What to work on:
Write the listing below out again exactly, dropping the images.

Exercise materials:
_ _ _ _

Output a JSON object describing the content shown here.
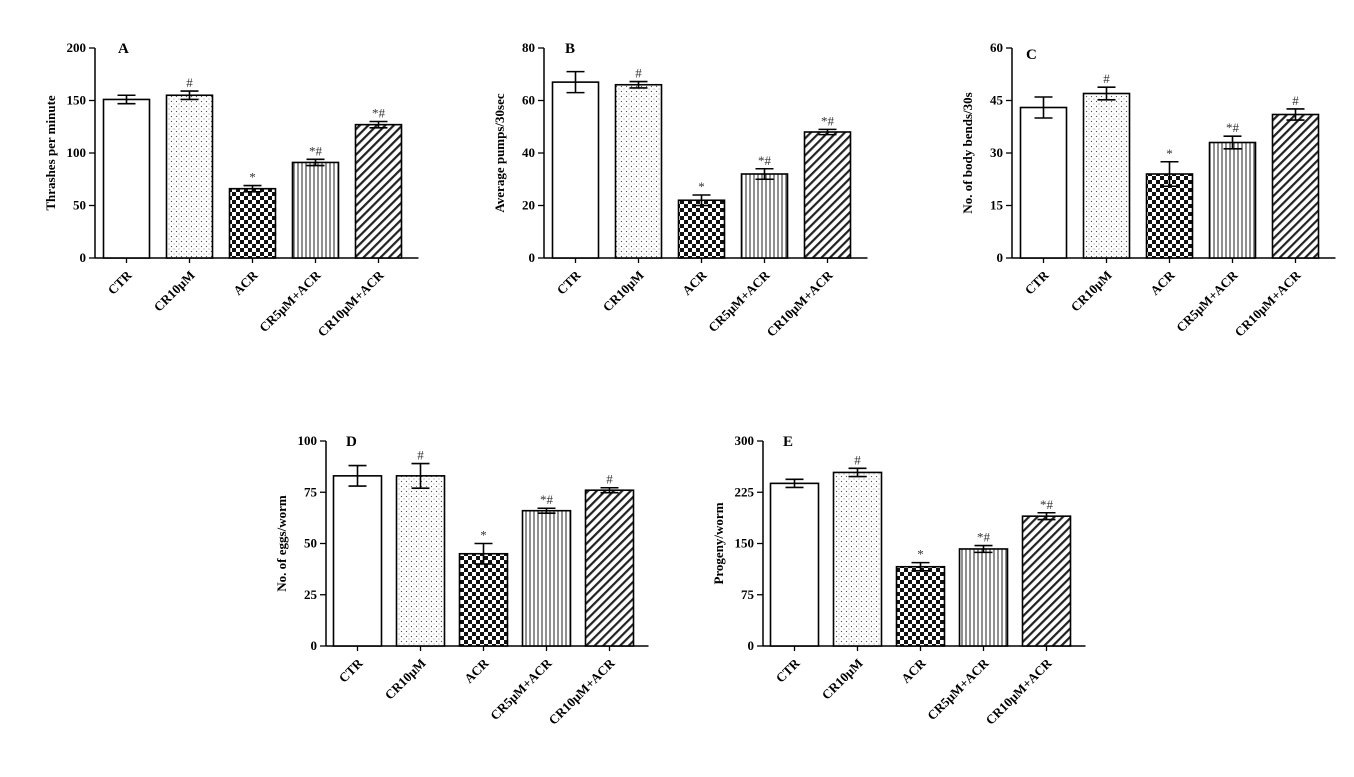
{
  "chart_data": [
    {
      "type": "bar",
      "panel_label": "A",
      "ylabel": "Thrashes per minute",
      "ylim": [
        0,
        200
      ],
      "yticks": [
        0,
        50,
        100,
        150,
        200
      ],
      "categories": [
        "CTR",
        "CR10μM",
        "ACR",
        "CR5μM+ACR",
        "CR10μM+ACR"
      ],
      "values": [
        151,
        155,
        66,
        91,
        127
      ],
      "errors": [
        4,
        4,
        3,
        3,
        3
      ],
      "significance": [
        "",
        "#",
        "*",
        "*#",
        "*#"
      ],
      "patterns": [
        "blank",
        "dots",
        "checker",
        "vlines",
        "diag"
      ],
      "grid": false
    },
    {
      "type": "bar",
      "panel_label": "B",
      "ylabel": "Average pumps/30sec",
      "ylim": [
        0,
        80
      ],
      "yticks": [
        0,
        20,
        40,
        60,
        80
      ],
      "categories": [
        "CTR",
        "CR10μM",
        "ACR",
        "CR5μM+ACR",
        "CR10μM+ACR"
      ],
      "values": [
        67,
        66,
        22,
        32,
        48
      ],
      "errors": [
        4,
        1.2,
        2,
        2,
        1
      ],
      "significance": [
        "",
        "#",
        "*",
        "*#",
        "*#"
      ],
      "patterns": [
        "blank",
        "dots",
        "checker",
        "vlines",
        "diag"
      ],
      "grid": false
    },
    {
      "type": "bar",
      "panel_label": "C",
      "ylabel": "No. of body bends/30s",
      "ylim": [
        0,
        60
      ],
      "yticks": [
        0,
        15,
        30,
        45,
        60
      ],
      "categories": [
        "CTR",
        "CR10μM",
        "ACR",
        "CR5μM+ACR",
        "CR10μM+ACR"
      ],
      "values": [
        43,
        47,
        24,
        33,
        41
      ],
      "errors": [
        3,
        1.8,
        3.5,
        1.8,
        1.6
      ],
      "significance": [
        "",
        "#",
        "*",
        "*#",
        "#"
      ],
      "patterns": [
        "blank",
        "dots",
        "checker",
        "vlines",
        "diag"
      ],
      "grid": false
    },
    {
      "type": "bar",
      "panel_label": "D",
      "ylabel": "No. of eggs/worm",
      "ylim": [
        0,
        100
      ],
      "yticks": [
        0,
        25,
        50,
        75,
        100
      ],
      "categories": [
        "CTR",
        "CR10μM",
        "ACR",
        "CR5μM+ACR",
        "CR10μM+ACR"
      ],
      "values": [
        83,
        83,
        45,
        66,
        76
      ],
      "errors": [
        5,
        6,
        5,
        1.2,
        1.2
      ],
      "significance": [
        "",
        "#",
        "*",
        "*#",
        "#"
      ],
      "patterns": [
        "blank",
        "dots",
        "checker",
        "vlines",
        "diag"
      ],
      "grid": false
    },
    {
      "type": "bar",
      "panel_label": "E",
      "ylabel": "Progeny/worm",
      "ylim": [
        0,
        300
      ],
      "yticks": [
        0,
        75,
        150,
        225,
        300
      ],
      "categories": [
        "CTR",
        "CR10μM",
        "ACR",
        "CR5μM+ACR",
        "CR10μM+ACR"
      ],
      "values": [
        238,
        254,
        116,
        142,
        190
      ],
      "errors": [
        6,
        6,
        6,
        5,
        5
      ],
      "significance": [
        "",
        "#",
        "*",
        "*#",
        "*#"
      ],
      "patterns": [
        "blank",
        "dots",
        "checker",
        "vlines",
        "diag"
      ],
      "grid": false
    }
  ]
}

_ _ _ _

The result:
Output a JSON object describing the content shown here.
{
  "chart_data": [
    {
      "type": "bar",
      "panel_label": "A",
      "ylabel": "Thrashes per minute",
      "ylim": [
        0,
        200
      ],
      "yticks": [
        0,
        50,
        100,
        150,
        200
      ],
      "categories": [
        "CTR",
        "CR10μM",
        "ACR",
        "CR5μM+ACR",
        "CR10μM+ACR"
      ],
      "values": [
        151,
        155,
        66,
        91,
        127
      ],
      "errors": [
        4,
        4,
        3,
        3,
        3
      ],
      "significance": [
        "",
        "#",
        "*",
        "*#",
        "*#"
      ],
      "patterns": [
        "blank",
        "dots",
        "checker",
        "vlines",
        "diag"
      ],
      "grid": false
    },
    {
      "type": "bar",
      "panel_label": "B",
      "ylabel": "Average pumps/30sec",
      "ylim": [
        0,
        80
      ],
      "yticks": [
        0,
        20,
        40,
        60,
        80
      ],
      "categories": [
        "CTR",
        "CR10μM",
        "ACR",
        "CR5μM+ACR",
        "CR10μM+ACR"
      ],
      "values": [
        67,
        66,
        22,
        32,
        48
      ],
      "errors": [
        4,
        1.2,
        2,
        2,
        1
      ],
      "significance": [
        "",
        "#",
        "*",
        "*#",
        "*#"
      ],
      "patterns": [
        "blank",
        "dots",
        "checker",
        "vlines",
        "diag"
      ],
      "grid": false
    },
    {
      "type": "bar",
      "panel_label": "C",
      "ylabel": "No. of body bends/30s",
      "ylim": [
        0,
        60
      ],
      "yticks": [
        0,
        15,
        30,
        45,
        60
      ],
      "categories": [
        "CTR",
        "CR10μM",
        "ACR",
        "CR5μM+ACR",
        "CR10μM+ACR"
      ],
      "values": [
        43,
        47,
        24,
        33,
        41
      ],
      "errors": [
        3,
        1.8,
        3.5,
        1.8,
        1.6
      ],
      "significance": [
        "",
        "#",
        "*",
        "*#",
        "#"
      ],
      "patterns": [
        "blank",
        "dots",
        "checker",
        "vlines",
        "diag"
      ],
      "grid": false
    },
    {
      "type": "bar",
      "panel_label": "D",
      "ylabel": "No. of eggs/worm",
      "ylim": [
        0,
        100
      ],
      "yticks": [
        0,
        25,
        50,
        75,
        100
      ],
      "categories": [
        "CTR",
        "CR10μM",
        "ACR",
        "CR5μM+ACR",
        "CR10μM+ACR"
      ],
      "values": [
        83,
        83,
        45,
        66,
        76
      ],
      "errors": [
        5,
        6,
        5,
        1.2,
        1.2
      ],
      "significance": [
        "",
        "#",
        "*",
        "*#",
        "#"
      ],
      "patterns": [
        "blank",
        "dots",
        "checker",
        "vlines",
        "diag"
      ],
      "grid": false
    },
    {
      "type": "bar",
      "panel_label": "E",
      "ylabel": "Progeny/worm",
      "ylim": [
        0,
        300
      ],
      "yticks": [
        0,
        75,
        150,
        225,
        300
      ],
      "categories": [
        "CTR",
        "CR10μM",
        "ACR",
        "CR5μM+ACR",
        "CR10μM+ACR"
      ],
      "values": [
        238,
        254,
        116,
        142,
        190
      ],
      "errors": [
        6,
        6,
        6,
        5,
        5
      ],
      "significance": [
        "",
        "#",
        "*",
        "*#",
        "*#"
      ],
      "patterns": [
        "blank",
        "dots",
        "checker",
        "vlines",
        "diag"
      ],
      "grid": false
    }
  ]
}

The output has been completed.